(Collected data entries)
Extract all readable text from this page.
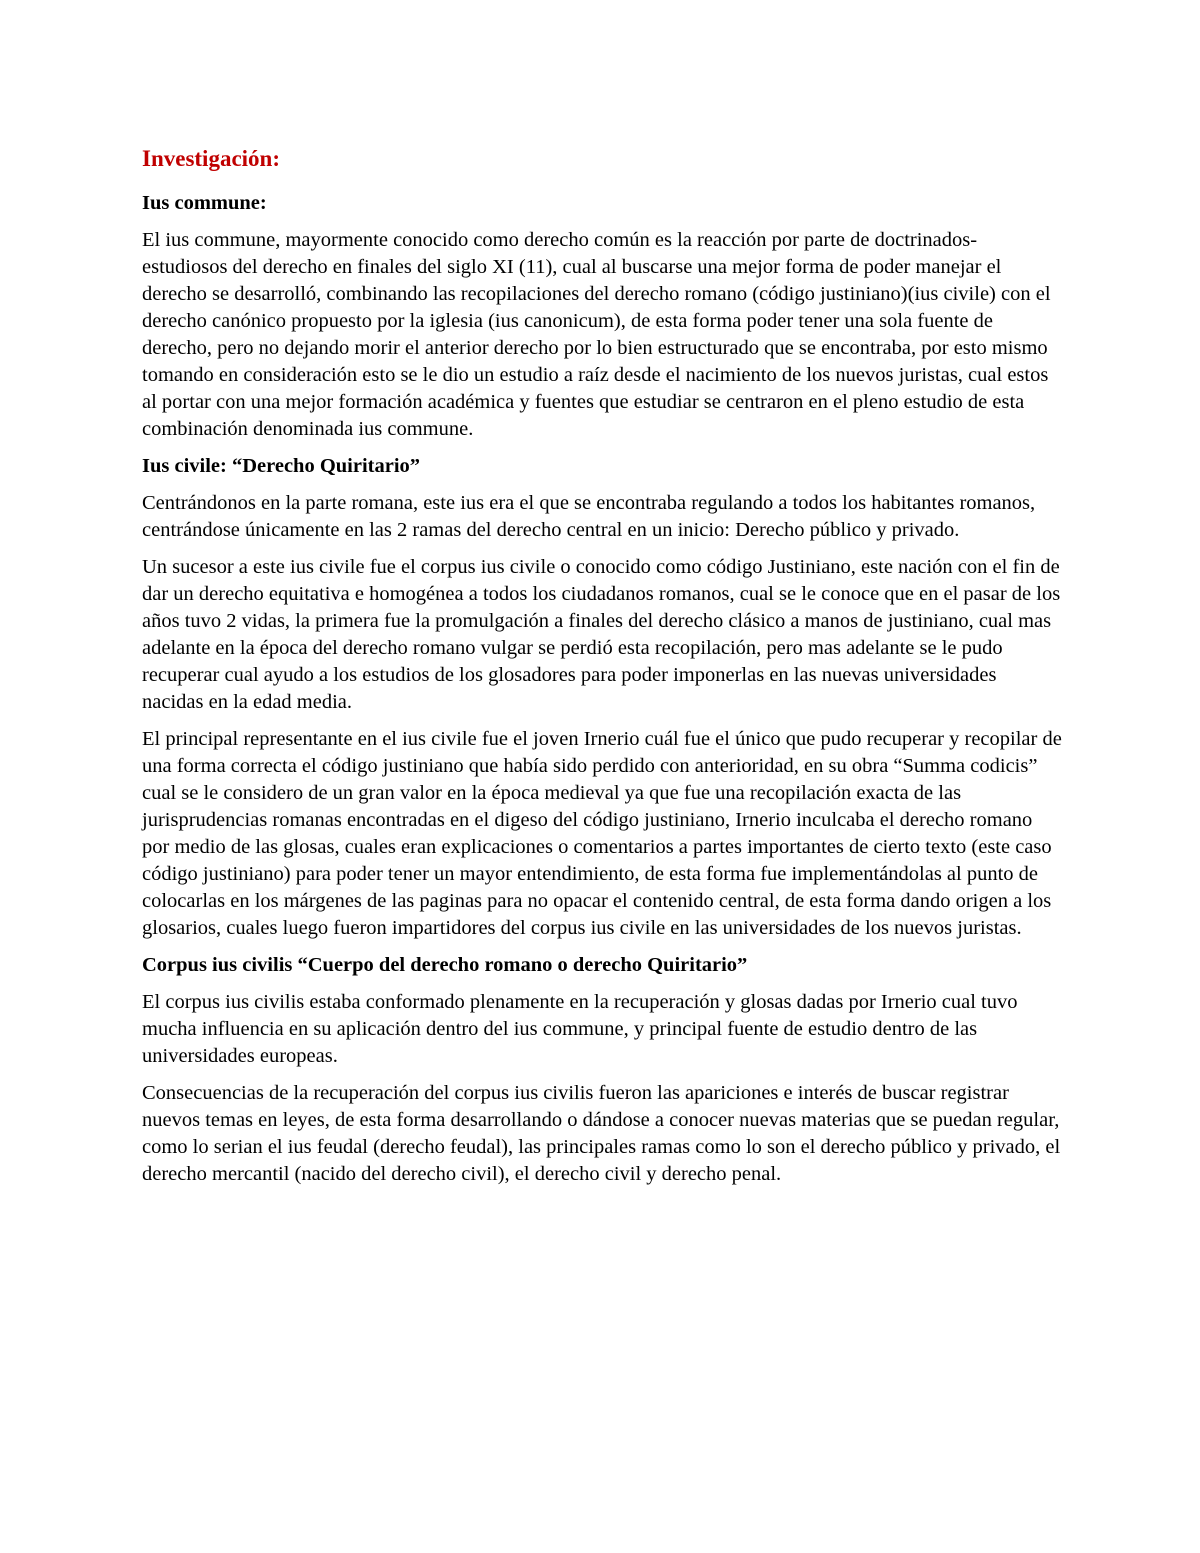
Investigación:
Ius commune:

El ius commune, mayormente conocido como derecho común es la reacción por parte de doctrinados-estudiosos del derecho en finales del siglo XI (11), cual al buscarse una mejor forma de poder manejar el derecho se desarrolló, combinando las recopilaciones del derecho romano (código justiniano)(ius civile) con el derecho canónico propuesto por la iglesia (ius canonicum), de esta forma poder tener una sola fuente de derecho, pero no dejando morir el anterior derecho por lo bien estructurado que se encontraba, por esto mismo tomando en consideración esto se le dio un estudio a raíz desde el nacimiento de los nuevos juristas, cual estos al portar con una mejor formación académica y fuentes que estudiar se centraron en el pleno estudio de esta combinación denominada ius commune.

Ius civile: “Derecho Quiritario”

Centrándonos en la parte romana, este ius era el que se encontraba regulando a todos los habitantes romanos, centrándose únicamente en las 2 ramas del derecho central en un inicio: Derecho público y privado.

Un sucesor a este ius civile fue el corpus ius civile o conocido como código Justiniano, este nación con el fin de dar un derecho equitativa e homogénea a todos los ciudadanos romanos, cual se le conoce que en el pasar de los años tuvo 2 vidas, la primera fue la promulgación a finales del derecho clásico a manos de justiniano, cual mas adelante en la época del derecho romano vulgar se perdió esta recopilación, pero mas adelante se le pudo recuperar cual ayudo a los estudios de los glosadores para poder imponerlas en las nuevas universidades nacidas en la edad media.

El principal representante en el ius civile fue el joven Irnerio cuál fue el único que pudo recuperar y recopilar de una forma correcta el código justiniano que había sido perdido con anterioridad, en su obra “Summa codicis” cual se le considero de un gran valor en la época medieval ya que fue una recopilación exacta de las jurisprudencias romanas encontradas en el digeso del código justiniano, Irnerio inculcaba el derecho romano por medio de las glosas, cuales eran explicaciones o comentarios a partes importantes de cierto texto (este caso código justiniano) para poder tener un mayor entendimiento, de esta forma fue implementándolas al punto de colocarlas en los márgenes de las paginas para no opacar el contenido central, de esta forma dando origen a los glosarios, cuales luego fueron impartidores del corpus ius civile en las universidades de los nuevos juristas.

Corpus ius civilis “Cuerpo del derecho romano o derecho Quiritario”

El corpus ius civilis estaba conformado plenamente en la recuperación y glosas dadas por Irnerio cual tuvo mucha influencia en su aplicación dentro del ius commune, y principal fuente de estudio dentro de las universidades europeas.

Consecuencias de la recuperación del corpus ius civilis fueron las apariciones e interés de buscar registrar nuevos temas en leyes, de esta forma desarrollando o dándose a conocer nuevas materias que se puedan regular, como lo serian el ius feudal (derecho feudal), las principales ramas como lo son el derecho público y privado, el derecho mercantil (nacido del derecho civil), el derecho civil y derecho penal.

Problem to solve:
Reproduce the records, all of them, word for word; omit the pictures.

Answer area:
Extract all readable text from this page.
Investigación:
Ius commune:

El ius commune, mayormente conocido como derecho común es la reacción por parte de doctrinados-estudiosos del derecho en finales del siglo XI (11), cual al buscarse una mejor forma de poder manejar el derecho se desarrolló, combinando las recopilaciones del derecho romano (código justiniano)(ius civile) con el derecho canónico propuesto por la iglesia (ius canonicum), de esta forma poder tener una sola fuente de derecho, pero no dejando morir el anterior derecho por lo bien estructurado que se encontraba, por esto mismo tomando en consideración esto se le dio un estudio a raíz desde el nacimiento de los nuevos juristas, cual estos al portar con una mejor formación académica y fuentes que estudiar se centraron en el pleno estudio de esta combinación denominada ius commune.

Ius civile: “Derecho Quiritario”

Centrándonos en la parte romana, este ius era el que se encontraba regulando a todos los habitantes romanos, centrándose únicamente en las 2 ramas del derecho central en un inicio: Derecho público y privado.

Un sucesor a este ius civile fue el corpus ius civile o conocido como código Justiniano, este nación con el fin de dar un derecho equitativa e homogénea a todos los ciudadanos romanos, cual se le conoce que en el pasar de los años tuvo 2 vidas, la primera fue la promulgación a finales del derecho clásico a manos de justiniano, cual mas adelante en la época del derecho romano vulgar se perdió esta recopilación, pero mas adelante se le pudo recuperar cual ayudo a los estudios de los glosadores para poder imponerlas en las nuevas universidades nacidas en la edad media.

El principal representante en el ius civile fue el joven Irnerio cuál fue el único que pudo recuperar y recopilar de una forma correcta el código justiniano que había sido perdido con anterioridad, en su obra “Summa codicis” cual se le considero de un gran valor en la época medieval ya que fue una recopilación exacta de las jurisprudencias romanas encontradas en el digeso del código justiniano, Irnerio inculcaba el derecho romano por medio de las glosas, cuales eran explicaciones o comentarios a partes importantes de cierto texto (este caso código justiniano) para poder tener un mayor entendimiento, de esta forma fue implementándolas al punto de colocarlas en los márgenes de las paginas para no opacar el contenido central, de esta forma dando origen a los glosarios, cuales luego fueron impartidores del corpus ius civile en las universidades de los nuevos juristas.

Corpus ius civilis “Cuerpo del derecho romano o derecho Quiritario”

El corpus ius civilis estaba conformado plenamente en la recuperación y glosas dadas por Irnerio cual tuvo mucha influencia en su aplicación dentro del ius commune, y principal fuente de estudio dentro de las universidades europeas.

Consecuencias de la recuperación del corpus ius civilis fueron las apariciones e interés de buscar registrar nuevos temas en leyes, de esta forma desarrollando o dándose a conocer nuevas materias que se puedan regular, como lo serian el ius feudal (derecho feudal), las principales ramas como lo son el derecho público y privado, el derecho mercantil (nacido del derecho civil), el derecho civil y derecho penal.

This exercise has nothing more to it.